AIM
Wherever a line holds the string "Fatturazione", copy that line.

DATA IN THIS EXERCISE
▽
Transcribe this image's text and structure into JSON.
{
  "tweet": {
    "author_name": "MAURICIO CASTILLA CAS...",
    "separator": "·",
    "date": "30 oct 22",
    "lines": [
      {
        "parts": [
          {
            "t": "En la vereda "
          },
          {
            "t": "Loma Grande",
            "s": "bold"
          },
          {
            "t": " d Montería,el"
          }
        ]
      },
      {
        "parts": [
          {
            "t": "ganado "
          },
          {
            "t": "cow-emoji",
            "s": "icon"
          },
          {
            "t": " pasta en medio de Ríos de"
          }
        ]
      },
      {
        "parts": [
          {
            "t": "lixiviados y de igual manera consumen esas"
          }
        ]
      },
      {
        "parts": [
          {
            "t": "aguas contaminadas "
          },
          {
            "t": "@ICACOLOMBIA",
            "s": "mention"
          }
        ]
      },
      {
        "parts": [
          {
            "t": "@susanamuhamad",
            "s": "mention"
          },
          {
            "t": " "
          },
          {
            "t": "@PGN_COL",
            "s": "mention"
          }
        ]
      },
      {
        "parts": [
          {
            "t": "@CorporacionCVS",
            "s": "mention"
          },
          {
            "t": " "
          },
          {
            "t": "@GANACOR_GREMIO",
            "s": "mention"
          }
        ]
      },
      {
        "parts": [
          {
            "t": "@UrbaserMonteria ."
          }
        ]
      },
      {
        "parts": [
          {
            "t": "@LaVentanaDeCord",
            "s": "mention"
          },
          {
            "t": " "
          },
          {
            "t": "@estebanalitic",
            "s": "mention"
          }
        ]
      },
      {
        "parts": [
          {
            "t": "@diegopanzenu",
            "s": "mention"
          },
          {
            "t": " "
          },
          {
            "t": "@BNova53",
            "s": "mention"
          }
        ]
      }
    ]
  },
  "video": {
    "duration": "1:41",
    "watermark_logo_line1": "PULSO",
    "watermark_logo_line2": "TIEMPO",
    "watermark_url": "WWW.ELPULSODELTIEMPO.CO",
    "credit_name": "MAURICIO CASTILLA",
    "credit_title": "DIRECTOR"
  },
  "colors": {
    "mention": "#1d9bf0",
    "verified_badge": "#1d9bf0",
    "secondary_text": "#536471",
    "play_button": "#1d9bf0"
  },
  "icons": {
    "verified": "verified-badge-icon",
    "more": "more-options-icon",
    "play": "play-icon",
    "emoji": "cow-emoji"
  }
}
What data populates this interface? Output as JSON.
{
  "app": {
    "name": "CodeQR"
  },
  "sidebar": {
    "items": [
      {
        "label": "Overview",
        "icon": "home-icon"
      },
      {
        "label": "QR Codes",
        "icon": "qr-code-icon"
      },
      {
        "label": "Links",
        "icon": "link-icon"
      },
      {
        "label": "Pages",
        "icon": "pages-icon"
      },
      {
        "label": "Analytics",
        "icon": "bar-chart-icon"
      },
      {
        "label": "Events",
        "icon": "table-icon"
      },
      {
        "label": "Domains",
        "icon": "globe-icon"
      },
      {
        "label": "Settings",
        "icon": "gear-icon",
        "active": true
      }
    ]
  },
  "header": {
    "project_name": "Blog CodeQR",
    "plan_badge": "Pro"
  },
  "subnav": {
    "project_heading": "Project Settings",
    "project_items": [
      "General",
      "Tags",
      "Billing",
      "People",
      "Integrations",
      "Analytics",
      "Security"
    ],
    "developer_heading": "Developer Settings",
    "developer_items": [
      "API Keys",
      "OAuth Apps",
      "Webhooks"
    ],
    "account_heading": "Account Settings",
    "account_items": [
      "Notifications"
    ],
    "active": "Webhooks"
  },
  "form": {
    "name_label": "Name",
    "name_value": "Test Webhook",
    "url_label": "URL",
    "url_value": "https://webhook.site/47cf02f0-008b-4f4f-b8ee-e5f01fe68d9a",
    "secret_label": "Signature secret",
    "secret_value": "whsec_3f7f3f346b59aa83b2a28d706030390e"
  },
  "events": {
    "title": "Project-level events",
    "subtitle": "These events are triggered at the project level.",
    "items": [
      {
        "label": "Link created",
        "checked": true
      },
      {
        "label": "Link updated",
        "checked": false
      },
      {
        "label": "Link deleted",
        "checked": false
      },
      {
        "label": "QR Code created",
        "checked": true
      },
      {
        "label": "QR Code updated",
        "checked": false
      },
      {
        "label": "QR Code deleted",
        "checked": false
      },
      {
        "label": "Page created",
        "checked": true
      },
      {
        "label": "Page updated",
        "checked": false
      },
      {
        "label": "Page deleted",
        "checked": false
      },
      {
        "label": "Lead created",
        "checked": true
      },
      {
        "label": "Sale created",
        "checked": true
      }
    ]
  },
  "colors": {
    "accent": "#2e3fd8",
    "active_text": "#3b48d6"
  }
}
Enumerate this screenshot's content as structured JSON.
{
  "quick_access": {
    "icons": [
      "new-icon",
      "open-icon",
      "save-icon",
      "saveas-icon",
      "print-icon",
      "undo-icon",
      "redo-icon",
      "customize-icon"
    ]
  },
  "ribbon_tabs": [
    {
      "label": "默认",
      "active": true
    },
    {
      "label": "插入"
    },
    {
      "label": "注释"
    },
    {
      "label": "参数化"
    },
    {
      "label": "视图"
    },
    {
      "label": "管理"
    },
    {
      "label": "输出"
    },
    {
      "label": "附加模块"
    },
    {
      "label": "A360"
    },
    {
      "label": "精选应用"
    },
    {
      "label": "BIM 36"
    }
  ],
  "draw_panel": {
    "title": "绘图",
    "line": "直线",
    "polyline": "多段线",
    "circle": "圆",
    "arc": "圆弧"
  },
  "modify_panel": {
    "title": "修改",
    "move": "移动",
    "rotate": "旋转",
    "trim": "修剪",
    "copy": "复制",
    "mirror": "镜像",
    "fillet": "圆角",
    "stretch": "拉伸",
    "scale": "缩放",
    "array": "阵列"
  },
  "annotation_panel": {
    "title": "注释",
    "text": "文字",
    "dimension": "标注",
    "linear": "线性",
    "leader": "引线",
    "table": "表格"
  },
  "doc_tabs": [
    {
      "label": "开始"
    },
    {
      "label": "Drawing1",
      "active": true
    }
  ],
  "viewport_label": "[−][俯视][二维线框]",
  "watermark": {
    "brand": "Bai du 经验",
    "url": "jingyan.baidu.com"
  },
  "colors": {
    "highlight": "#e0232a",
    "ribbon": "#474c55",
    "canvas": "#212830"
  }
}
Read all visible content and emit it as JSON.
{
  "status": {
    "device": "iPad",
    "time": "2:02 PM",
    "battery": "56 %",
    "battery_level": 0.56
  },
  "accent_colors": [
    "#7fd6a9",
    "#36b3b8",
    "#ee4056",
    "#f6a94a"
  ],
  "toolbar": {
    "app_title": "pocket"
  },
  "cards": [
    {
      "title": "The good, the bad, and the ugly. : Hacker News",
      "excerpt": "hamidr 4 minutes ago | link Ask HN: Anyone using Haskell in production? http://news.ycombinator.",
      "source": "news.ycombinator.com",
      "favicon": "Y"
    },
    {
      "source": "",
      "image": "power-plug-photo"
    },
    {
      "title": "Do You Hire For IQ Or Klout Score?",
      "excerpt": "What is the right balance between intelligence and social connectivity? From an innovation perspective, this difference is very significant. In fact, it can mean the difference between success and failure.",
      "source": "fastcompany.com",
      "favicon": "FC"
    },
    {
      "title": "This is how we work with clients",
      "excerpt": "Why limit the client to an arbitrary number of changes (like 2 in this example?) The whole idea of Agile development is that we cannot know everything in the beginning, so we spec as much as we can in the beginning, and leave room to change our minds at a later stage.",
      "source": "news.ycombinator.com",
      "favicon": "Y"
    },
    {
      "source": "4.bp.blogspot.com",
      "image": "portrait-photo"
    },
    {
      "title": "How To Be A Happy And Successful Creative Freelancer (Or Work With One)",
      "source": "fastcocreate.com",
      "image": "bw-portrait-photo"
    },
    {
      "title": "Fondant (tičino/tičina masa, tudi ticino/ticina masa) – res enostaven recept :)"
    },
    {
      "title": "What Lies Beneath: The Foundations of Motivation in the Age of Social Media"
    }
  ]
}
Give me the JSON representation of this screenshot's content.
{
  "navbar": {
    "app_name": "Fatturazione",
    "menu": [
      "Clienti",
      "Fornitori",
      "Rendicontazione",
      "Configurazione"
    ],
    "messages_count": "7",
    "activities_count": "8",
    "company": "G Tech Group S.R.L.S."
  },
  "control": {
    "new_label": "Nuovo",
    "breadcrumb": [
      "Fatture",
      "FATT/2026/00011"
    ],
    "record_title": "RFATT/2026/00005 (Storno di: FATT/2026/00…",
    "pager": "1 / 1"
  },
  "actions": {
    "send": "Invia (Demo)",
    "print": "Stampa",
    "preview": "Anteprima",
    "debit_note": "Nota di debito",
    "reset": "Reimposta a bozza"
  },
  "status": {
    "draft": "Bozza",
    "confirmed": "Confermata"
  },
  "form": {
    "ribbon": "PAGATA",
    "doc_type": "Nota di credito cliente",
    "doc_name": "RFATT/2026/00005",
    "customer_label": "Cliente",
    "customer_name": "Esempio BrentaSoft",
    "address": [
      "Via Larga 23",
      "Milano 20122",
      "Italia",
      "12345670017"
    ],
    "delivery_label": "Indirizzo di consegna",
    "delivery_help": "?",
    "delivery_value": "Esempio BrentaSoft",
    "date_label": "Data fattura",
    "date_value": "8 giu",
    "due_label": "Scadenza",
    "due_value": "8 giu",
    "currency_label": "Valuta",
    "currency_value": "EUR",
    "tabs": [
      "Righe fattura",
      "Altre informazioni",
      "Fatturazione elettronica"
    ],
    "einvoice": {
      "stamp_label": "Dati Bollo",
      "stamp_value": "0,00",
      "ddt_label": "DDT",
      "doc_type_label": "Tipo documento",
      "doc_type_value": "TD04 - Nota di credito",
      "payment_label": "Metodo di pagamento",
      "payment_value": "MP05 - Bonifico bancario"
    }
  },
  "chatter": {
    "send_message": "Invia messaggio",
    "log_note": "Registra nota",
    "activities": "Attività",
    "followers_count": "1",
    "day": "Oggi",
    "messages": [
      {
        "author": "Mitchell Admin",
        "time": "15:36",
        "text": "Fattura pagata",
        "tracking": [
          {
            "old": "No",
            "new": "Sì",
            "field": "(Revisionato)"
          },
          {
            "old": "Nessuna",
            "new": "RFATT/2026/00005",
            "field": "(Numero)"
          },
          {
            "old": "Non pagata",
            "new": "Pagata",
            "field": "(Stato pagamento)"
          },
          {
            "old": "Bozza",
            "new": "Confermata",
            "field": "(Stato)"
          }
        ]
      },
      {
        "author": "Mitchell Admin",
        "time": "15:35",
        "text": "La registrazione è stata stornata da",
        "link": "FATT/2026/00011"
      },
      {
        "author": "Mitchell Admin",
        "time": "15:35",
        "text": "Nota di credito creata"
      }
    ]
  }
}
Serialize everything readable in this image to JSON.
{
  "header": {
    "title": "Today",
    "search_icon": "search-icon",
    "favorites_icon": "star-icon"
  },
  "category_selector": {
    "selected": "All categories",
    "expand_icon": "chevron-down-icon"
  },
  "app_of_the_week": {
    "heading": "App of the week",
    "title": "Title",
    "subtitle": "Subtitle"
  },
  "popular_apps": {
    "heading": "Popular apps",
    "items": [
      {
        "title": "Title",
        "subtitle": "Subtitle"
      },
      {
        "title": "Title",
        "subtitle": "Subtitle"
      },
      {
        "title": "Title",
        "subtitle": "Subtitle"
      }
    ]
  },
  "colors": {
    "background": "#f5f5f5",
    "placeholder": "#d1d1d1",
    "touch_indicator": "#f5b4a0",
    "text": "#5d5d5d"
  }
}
△
ANSWER FOR THIS EXERCISE
    "app_name": "Fatturazione",
      "Fatturazione elettronica"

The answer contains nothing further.